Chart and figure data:
***

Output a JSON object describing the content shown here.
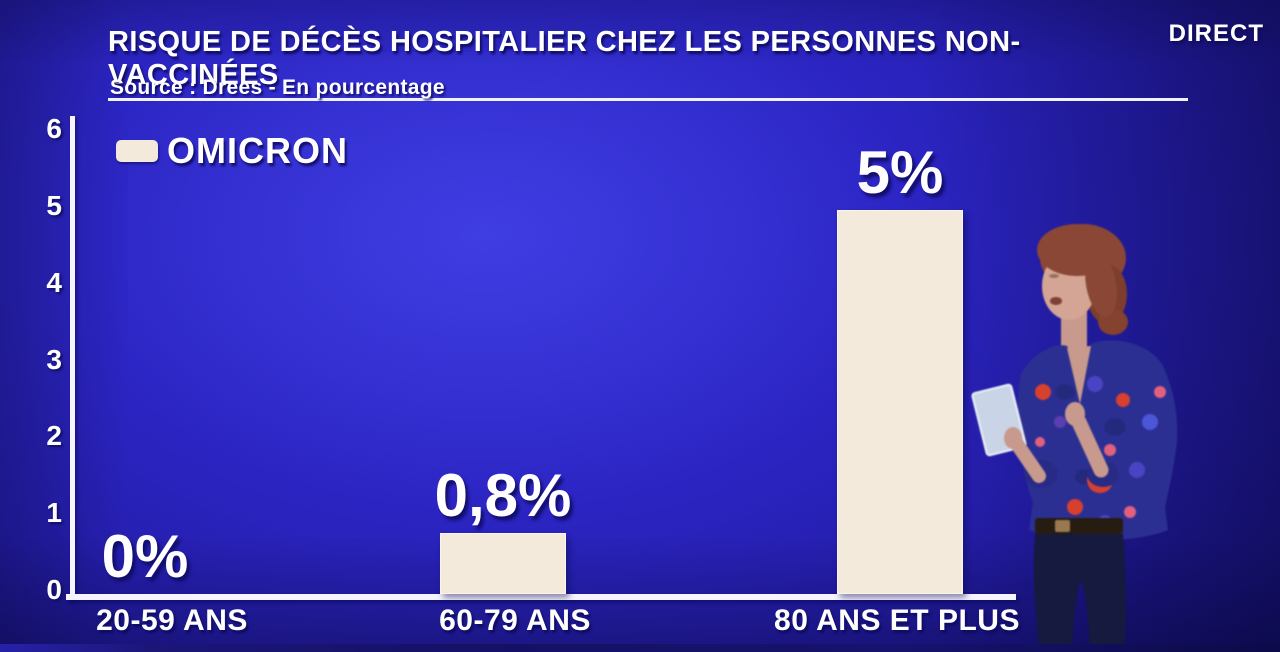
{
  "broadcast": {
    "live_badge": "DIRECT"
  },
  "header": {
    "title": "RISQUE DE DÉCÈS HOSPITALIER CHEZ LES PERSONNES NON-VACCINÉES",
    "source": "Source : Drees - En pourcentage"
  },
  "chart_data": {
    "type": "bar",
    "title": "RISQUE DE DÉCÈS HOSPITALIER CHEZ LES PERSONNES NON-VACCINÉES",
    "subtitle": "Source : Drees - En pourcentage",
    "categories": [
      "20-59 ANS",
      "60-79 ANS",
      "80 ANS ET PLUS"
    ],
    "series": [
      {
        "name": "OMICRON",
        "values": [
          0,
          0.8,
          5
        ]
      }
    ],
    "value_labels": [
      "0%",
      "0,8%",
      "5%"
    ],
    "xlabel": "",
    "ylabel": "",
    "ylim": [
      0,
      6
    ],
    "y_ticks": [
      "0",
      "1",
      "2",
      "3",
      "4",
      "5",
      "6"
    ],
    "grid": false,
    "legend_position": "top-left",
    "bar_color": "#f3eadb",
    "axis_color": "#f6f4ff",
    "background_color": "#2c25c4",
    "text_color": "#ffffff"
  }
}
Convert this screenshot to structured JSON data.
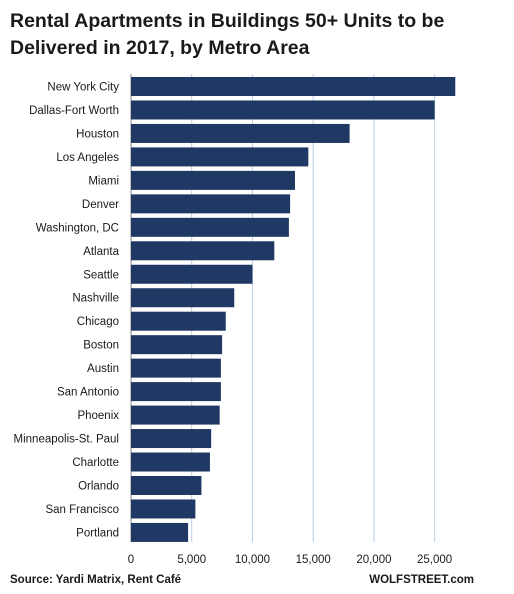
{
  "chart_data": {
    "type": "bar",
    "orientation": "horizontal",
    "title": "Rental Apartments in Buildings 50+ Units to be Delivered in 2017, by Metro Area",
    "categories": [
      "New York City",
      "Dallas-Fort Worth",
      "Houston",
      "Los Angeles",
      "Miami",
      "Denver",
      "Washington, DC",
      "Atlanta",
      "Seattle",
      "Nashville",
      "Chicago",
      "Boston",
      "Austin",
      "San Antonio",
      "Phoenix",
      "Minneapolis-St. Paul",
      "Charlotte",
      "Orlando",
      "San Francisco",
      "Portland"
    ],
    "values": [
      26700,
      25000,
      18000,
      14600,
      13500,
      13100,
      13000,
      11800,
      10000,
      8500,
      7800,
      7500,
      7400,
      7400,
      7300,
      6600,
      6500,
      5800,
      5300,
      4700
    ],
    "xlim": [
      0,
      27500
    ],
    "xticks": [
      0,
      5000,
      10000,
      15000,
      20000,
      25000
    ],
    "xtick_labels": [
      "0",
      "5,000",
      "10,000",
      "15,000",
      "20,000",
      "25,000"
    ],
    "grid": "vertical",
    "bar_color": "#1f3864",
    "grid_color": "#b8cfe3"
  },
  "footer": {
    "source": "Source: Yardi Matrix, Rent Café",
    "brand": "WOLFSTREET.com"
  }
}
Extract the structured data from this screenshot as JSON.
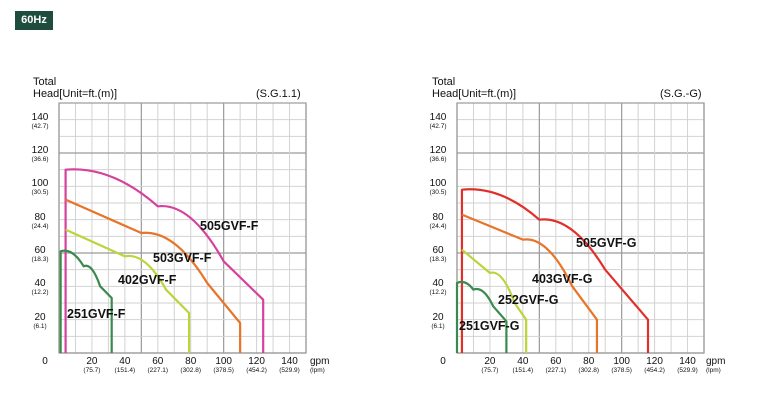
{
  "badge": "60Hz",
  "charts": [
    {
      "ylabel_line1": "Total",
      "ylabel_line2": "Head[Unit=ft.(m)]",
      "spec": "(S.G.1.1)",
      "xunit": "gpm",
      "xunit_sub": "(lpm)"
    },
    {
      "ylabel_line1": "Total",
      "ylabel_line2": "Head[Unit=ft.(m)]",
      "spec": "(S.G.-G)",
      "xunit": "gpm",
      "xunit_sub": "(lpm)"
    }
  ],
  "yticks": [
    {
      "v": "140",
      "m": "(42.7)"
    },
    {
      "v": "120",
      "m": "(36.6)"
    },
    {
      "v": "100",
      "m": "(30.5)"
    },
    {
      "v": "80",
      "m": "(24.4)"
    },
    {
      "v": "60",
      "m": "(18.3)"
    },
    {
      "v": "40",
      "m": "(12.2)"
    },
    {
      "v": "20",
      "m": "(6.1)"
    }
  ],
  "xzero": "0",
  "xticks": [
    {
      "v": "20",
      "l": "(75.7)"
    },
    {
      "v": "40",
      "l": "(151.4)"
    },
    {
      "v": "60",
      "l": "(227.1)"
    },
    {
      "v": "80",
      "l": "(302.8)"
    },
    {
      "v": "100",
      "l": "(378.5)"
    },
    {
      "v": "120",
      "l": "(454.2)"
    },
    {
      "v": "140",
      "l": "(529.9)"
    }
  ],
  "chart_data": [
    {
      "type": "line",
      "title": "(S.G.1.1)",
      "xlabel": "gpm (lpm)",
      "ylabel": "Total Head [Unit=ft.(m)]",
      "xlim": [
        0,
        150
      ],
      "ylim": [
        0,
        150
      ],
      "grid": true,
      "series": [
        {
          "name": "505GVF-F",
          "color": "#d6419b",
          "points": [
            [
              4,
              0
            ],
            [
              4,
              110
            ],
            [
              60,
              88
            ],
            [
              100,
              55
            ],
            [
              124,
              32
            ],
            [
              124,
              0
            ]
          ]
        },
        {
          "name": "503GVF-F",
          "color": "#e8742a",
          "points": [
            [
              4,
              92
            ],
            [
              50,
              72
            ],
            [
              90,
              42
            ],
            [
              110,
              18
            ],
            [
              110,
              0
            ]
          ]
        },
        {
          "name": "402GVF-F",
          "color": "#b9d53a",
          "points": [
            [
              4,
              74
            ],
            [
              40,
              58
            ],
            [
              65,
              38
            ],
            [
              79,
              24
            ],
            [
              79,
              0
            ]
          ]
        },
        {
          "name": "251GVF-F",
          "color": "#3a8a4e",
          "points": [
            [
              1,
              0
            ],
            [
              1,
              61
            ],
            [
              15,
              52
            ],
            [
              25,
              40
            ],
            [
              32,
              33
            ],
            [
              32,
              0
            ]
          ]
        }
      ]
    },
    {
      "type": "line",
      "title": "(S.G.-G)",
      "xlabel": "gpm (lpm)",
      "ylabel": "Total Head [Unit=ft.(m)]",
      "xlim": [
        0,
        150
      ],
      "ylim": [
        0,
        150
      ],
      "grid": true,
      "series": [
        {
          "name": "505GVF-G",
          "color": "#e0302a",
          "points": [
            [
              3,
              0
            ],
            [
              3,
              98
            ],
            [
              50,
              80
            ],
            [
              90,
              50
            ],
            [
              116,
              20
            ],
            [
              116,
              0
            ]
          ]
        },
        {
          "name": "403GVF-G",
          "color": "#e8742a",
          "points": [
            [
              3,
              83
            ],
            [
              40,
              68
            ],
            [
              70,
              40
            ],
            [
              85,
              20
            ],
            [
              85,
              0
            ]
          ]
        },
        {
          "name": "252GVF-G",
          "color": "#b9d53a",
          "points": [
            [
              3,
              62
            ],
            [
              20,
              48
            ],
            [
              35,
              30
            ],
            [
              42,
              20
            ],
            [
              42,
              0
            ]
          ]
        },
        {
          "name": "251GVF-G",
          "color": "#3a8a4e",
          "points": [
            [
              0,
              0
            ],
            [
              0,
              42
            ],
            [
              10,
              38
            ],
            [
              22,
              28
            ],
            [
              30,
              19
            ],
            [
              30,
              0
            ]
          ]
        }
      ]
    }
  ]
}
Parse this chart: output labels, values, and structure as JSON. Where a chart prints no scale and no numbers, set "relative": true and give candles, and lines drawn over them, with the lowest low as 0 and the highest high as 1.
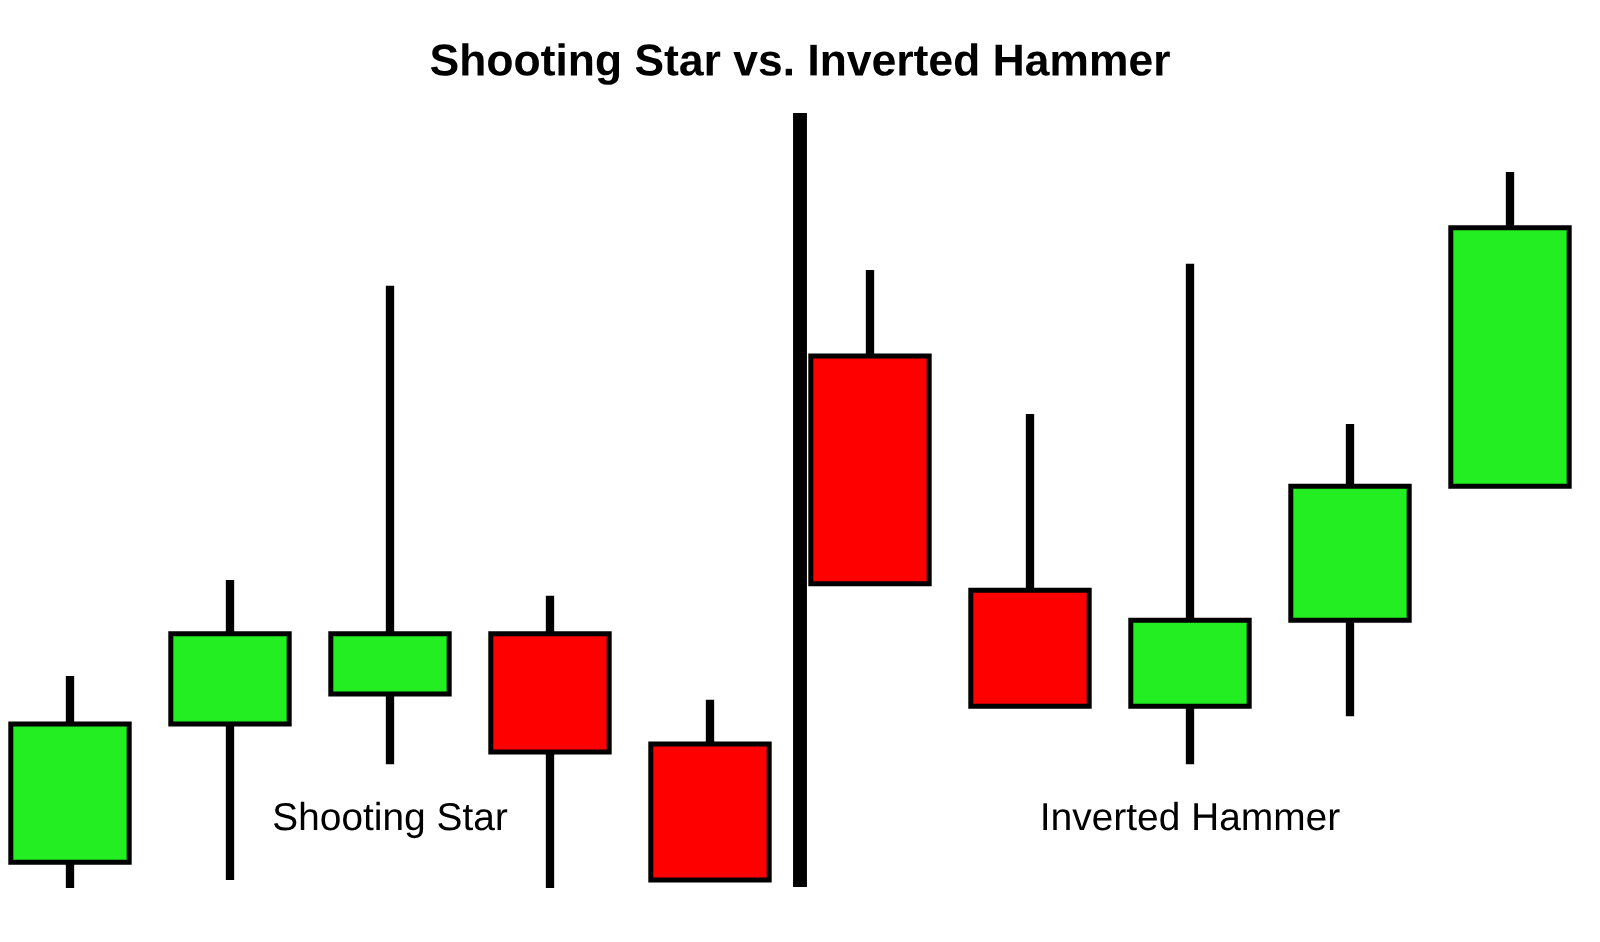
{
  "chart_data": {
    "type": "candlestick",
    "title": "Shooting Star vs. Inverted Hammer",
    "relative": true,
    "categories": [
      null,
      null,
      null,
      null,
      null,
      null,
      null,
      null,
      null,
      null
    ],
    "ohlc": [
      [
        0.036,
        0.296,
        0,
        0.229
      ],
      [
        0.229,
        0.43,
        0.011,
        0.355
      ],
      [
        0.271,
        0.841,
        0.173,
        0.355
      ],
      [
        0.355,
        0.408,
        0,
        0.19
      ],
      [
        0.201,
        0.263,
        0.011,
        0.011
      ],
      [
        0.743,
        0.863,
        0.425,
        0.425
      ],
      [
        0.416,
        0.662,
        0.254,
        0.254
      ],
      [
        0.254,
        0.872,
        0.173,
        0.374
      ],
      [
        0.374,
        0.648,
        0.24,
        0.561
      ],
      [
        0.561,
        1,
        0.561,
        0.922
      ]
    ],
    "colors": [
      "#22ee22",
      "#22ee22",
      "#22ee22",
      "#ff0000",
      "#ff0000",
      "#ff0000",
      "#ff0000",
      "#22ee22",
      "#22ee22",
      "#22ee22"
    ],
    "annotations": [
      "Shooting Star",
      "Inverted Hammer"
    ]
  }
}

***

§ **WHAT THE TASK REQUIRES**
Across the entries above, how many lines contain "Drees"? Provide only the count.

§ **ANSWER FOR THE TASK**
2